Challenge: Answer with nothing but a number: how many lines include the word "قرار"?

[Recorded data]
[Start]

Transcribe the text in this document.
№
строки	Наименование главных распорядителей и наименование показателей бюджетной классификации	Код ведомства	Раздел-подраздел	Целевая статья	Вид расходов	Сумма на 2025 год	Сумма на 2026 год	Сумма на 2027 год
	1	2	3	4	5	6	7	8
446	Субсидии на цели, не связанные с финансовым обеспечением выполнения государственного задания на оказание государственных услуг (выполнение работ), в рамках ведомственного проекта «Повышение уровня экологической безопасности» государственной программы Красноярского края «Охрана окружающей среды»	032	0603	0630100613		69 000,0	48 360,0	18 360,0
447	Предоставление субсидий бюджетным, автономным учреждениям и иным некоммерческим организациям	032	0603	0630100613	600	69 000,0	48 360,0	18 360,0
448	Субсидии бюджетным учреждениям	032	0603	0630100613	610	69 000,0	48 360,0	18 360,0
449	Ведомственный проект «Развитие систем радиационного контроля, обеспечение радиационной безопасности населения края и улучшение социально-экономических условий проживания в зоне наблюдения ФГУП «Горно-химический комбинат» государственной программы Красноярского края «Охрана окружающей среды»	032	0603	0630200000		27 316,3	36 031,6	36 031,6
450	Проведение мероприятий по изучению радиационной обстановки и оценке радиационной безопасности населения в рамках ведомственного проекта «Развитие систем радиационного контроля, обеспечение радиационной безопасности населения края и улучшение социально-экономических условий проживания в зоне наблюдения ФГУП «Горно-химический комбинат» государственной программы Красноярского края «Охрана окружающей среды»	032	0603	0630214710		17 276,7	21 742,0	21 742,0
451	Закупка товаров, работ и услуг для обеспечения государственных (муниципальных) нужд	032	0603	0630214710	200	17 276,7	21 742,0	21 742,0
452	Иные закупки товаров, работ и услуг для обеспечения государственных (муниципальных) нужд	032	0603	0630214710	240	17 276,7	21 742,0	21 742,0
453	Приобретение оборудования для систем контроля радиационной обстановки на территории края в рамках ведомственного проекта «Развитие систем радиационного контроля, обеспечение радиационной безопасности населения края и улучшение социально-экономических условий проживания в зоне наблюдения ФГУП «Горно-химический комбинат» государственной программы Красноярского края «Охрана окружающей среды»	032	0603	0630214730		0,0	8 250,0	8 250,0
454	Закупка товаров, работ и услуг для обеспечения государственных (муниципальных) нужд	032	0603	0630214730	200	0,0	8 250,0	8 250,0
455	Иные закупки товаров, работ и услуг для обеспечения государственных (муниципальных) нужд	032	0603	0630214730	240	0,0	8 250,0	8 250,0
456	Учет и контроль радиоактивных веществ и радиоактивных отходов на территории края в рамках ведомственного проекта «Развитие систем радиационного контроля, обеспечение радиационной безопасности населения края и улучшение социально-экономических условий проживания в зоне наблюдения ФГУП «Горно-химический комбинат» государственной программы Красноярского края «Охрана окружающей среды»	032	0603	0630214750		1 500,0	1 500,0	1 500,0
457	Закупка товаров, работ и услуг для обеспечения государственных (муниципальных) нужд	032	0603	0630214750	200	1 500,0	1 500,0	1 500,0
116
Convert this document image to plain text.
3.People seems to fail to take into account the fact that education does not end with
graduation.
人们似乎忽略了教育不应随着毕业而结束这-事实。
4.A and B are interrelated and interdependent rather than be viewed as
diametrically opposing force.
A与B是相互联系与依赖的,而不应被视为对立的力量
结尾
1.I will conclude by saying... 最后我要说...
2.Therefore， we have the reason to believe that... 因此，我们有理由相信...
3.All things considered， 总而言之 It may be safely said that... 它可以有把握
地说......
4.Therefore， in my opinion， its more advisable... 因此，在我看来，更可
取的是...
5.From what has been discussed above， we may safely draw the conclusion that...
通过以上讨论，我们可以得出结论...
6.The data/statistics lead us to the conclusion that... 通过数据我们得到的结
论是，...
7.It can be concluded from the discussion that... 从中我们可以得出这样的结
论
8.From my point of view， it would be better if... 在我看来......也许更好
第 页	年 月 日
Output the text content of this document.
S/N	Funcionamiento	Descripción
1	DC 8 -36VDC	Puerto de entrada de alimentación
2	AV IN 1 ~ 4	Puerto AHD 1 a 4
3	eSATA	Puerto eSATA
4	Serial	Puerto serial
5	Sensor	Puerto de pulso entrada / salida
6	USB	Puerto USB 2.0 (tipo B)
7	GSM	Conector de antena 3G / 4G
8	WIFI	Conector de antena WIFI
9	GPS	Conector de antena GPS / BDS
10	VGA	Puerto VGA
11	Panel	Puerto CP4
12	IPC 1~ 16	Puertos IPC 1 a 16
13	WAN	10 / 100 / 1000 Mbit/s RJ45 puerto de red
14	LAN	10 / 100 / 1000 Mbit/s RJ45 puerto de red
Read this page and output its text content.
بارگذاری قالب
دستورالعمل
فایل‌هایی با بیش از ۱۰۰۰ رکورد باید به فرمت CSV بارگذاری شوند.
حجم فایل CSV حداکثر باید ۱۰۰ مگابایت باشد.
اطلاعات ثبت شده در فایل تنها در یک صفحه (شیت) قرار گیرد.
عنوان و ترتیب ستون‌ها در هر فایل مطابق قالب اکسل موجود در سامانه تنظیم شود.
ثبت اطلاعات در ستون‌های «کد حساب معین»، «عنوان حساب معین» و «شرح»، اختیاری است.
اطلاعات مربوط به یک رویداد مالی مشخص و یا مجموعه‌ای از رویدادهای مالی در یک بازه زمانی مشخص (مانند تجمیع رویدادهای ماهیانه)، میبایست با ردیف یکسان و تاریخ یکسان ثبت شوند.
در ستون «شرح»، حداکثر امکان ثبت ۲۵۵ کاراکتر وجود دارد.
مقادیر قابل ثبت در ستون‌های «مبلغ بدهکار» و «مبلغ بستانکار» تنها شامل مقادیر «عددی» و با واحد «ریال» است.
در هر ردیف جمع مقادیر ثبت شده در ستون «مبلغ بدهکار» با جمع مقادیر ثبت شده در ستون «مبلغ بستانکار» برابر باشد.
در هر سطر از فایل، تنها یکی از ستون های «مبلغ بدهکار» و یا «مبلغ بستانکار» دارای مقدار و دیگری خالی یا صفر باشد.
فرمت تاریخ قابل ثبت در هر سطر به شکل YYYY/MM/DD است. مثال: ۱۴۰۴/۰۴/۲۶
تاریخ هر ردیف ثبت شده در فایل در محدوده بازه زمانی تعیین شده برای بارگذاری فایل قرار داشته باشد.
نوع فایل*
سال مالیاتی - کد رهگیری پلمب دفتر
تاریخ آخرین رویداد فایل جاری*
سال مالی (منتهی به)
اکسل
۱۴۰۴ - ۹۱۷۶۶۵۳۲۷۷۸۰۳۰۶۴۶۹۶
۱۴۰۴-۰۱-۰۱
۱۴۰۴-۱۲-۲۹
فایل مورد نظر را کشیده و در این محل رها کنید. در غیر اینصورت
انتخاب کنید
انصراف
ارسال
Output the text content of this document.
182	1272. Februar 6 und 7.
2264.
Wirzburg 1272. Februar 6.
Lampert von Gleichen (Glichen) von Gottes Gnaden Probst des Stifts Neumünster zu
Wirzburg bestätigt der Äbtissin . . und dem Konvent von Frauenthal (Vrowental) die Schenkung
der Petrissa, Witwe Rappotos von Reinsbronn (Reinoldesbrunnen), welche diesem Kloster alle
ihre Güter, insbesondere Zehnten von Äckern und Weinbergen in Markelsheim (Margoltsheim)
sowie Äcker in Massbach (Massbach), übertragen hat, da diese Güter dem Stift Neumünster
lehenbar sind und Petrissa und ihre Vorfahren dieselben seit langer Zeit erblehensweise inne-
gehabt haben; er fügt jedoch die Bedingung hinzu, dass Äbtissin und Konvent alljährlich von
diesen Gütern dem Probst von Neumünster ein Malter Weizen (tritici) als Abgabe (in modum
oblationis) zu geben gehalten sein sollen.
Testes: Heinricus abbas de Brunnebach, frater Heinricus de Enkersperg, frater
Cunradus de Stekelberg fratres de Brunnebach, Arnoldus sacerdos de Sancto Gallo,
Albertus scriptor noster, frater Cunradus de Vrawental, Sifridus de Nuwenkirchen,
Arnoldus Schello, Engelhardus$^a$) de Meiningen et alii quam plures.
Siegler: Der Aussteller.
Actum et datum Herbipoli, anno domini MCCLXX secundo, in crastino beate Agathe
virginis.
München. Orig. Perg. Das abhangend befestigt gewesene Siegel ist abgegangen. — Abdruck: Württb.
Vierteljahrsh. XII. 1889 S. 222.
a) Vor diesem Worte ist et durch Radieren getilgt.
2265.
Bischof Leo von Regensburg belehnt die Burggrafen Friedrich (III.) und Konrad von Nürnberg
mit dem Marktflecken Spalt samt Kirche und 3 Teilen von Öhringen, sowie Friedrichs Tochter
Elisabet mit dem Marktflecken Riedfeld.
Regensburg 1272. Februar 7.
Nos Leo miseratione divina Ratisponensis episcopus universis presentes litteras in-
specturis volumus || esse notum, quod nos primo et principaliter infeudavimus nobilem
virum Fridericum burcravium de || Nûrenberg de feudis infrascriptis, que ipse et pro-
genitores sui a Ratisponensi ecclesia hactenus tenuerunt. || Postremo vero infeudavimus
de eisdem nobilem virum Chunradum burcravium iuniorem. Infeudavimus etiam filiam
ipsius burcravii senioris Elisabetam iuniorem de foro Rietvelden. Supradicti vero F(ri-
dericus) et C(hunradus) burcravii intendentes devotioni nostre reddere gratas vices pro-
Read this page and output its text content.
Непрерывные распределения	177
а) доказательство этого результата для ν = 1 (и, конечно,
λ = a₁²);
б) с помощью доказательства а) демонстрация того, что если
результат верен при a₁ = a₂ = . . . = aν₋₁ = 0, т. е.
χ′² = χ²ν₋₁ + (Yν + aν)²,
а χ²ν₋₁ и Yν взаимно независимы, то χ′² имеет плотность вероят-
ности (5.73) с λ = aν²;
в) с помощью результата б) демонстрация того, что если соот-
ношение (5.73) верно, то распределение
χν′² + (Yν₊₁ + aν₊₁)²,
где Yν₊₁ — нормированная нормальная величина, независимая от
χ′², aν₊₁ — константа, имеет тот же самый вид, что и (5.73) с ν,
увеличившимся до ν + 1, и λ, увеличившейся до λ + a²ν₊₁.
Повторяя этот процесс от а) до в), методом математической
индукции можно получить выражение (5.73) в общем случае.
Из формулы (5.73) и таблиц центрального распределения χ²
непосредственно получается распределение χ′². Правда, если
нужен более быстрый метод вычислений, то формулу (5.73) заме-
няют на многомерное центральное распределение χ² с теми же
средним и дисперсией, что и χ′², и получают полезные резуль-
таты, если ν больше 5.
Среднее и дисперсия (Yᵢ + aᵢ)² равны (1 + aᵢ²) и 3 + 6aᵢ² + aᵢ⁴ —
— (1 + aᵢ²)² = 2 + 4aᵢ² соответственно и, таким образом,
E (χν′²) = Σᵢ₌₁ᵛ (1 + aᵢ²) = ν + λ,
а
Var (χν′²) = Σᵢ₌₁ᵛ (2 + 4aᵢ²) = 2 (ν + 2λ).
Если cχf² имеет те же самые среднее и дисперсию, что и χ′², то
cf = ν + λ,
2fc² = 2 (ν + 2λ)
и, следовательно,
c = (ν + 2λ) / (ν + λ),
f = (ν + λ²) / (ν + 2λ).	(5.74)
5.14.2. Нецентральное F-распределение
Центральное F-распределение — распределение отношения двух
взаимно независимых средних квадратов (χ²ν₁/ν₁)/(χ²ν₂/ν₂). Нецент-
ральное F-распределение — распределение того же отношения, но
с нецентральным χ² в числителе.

[End]

Full solution: 2